* Recorded information:
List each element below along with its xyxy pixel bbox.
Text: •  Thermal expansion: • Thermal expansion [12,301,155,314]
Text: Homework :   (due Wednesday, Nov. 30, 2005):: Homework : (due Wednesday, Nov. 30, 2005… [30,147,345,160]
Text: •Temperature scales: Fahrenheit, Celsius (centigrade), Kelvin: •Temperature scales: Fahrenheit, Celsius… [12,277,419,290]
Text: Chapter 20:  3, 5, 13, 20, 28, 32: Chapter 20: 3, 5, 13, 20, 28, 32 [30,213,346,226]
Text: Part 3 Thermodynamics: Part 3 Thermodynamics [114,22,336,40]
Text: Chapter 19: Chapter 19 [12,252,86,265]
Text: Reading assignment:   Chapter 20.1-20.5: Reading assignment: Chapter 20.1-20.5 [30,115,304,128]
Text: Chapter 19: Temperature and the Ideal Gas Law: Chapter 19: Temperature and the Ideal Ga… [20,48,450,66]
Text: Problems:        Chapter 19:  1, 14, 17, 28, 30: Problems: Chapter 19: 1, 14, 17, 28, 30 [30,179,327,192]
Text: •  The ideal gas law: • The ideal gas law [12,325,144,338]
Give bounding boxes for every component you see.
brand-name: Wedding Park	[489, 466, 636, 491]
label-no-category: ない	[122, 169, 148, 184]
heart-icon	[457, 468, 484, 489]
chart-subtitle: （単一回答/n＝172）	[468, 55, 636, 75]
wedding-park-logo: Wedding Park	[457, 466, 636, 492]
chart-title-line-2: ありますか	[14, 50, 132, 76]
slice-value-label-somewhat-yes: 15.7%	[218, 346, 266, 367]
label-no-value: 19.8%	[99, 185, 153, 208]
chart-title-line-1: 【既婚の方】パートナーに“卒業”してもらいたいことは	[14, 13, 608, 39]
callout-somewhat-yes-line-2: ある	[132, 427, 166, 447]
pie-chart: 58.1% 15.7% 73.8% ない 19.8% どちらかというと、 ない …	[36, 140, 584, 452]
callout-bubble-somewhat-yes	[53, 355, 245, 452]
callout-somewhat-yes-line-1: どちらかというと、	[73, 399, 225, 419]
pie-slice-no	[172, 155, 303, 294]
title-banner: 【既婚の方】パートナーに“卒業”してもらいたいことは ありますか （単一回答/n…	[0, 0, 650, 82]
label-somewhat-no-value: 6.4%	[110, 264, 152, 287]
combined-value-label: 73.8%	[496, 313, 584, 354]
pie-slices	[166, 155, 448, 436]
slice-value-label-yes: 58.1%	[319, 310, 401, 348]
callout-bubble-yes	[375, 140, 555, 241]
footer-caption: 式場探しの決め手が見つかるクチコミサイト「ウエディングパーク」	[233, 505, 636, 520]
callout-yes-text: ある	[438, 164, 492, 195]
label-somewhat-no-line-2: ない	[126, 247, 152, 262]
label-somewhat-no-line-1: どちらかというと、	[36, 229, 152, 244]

* Your goal:
Rewrite the material in full, replacing each occurrence of "Thermal expansion" with "Linear expansion" and leaving everything else unchanged.

* Correct response:
List each element below along with its xyxy pixel bbox.
Text: •  Linear expansion: • Linear expansion [12,301,155,314]
Text: Homework :   (due Wednesday, Nov. 30, 2005):: Homework : (due Wednesday, Nov. 30, 2005… [30,147,345,160]
Text: •Temperature scales: Fahrenheit, Celsius (centigrade), Kelvin: •Temperature scales: Fahrenheit, Celsius… [12,277,419,290]
Text: Chapter 20:  3, 5, 13, 20, 28, 32: Chapter 20: 3, 5, 13, 20, 28, 32 [30,213,346,226]
Text: Part 3 Thermodynamics: Part 3 Thermodynamics [114,22,336,40]
Text: Chapter 19: Chapter 19 [12,252,86,265]
Text: Reading assignment:   Chapter 20.1-20.5: Reading assignment: Chapter 20.1-20.5 [30,115,304,128]
Text: Chapter 19: Temperature and the Ideal Gas Law: Chapter 19: Temperature and the Ideal Ga… [20,48,450,66]
Text: Problems:        Chapter 19:  1, 14, 17, 28, 30: Problems: Chapter 19: 1, 14, 17, 28, 30 [30,179,327,192]
Text: •  The ideal gas law: • The ideal gas law [12,325,144,338]
Give bounding boxes for every component you see.
brand-name: Wedding Park	[489, 466, 636, 491]
label-no-category: ない	[122, 169, 148, 184]
heart-icon	[457, 468, 484, 489]
chart-subtitle: （単一回答/n＝172）	[468, 55, 636, 75]
wedding-park-logo: Wedding Park	[457, 466, 636, 492]
chart-title-line-2: ありますか	[14, 50, 132, 76]
slice-value-label-somewhat-yes: 15.7%	[218, 346, 266, 367]
label-no-value: 19.8%	[99, 185, 153, 208]
chart-title-line-1: 【既婚の方】パートナーに“卒業”してもらいたいことは	[14, 13, 608, 39]
callout-somewhat-yes-line-2: ある	[132, 427, 166, 447]
pie-chart: 58.1% 15.7% 73.8% ない 19.8% どちらかというと、 ない …	[36, 140, 584, 452]
callout-bubble-somewhat-yes	[53, 355, 245, 452]
callout-somewhat-yes-line-1: どちらかというと、	[73, 399, 225, 419]
pie-slice-no	[172, 155, 303, 294]
title-banner: 【既婚の方】パートナーに“卒業”してもらいたいことは ありますか （単一回答/n…	[0, 0, 650, 82]
label-somewhat-no-value: 6.4%	[110, 264, 152, 287]
combined-value-label: 73.8%	[496, 313, 584, 354]
pie-slices	[166, 155, 448, 436]
slice-value-label-yes: 58.1%	[319, 310, 401, 348]
callout-bubble-yes	[375, 140, 555, 241]
footer-caption: 式場探しの決め手が見つかるクチコミサイト「ウエディングパーク」	[233, 505, 636, 520]
callout-yes-text: ある	[438, 164, 492, 195]
label-somewhat-no-line-2: ない	[126, 247, 152, 262]
label-somewhat-no-line-1: どちらかというと、	[36, 229, 152, 244]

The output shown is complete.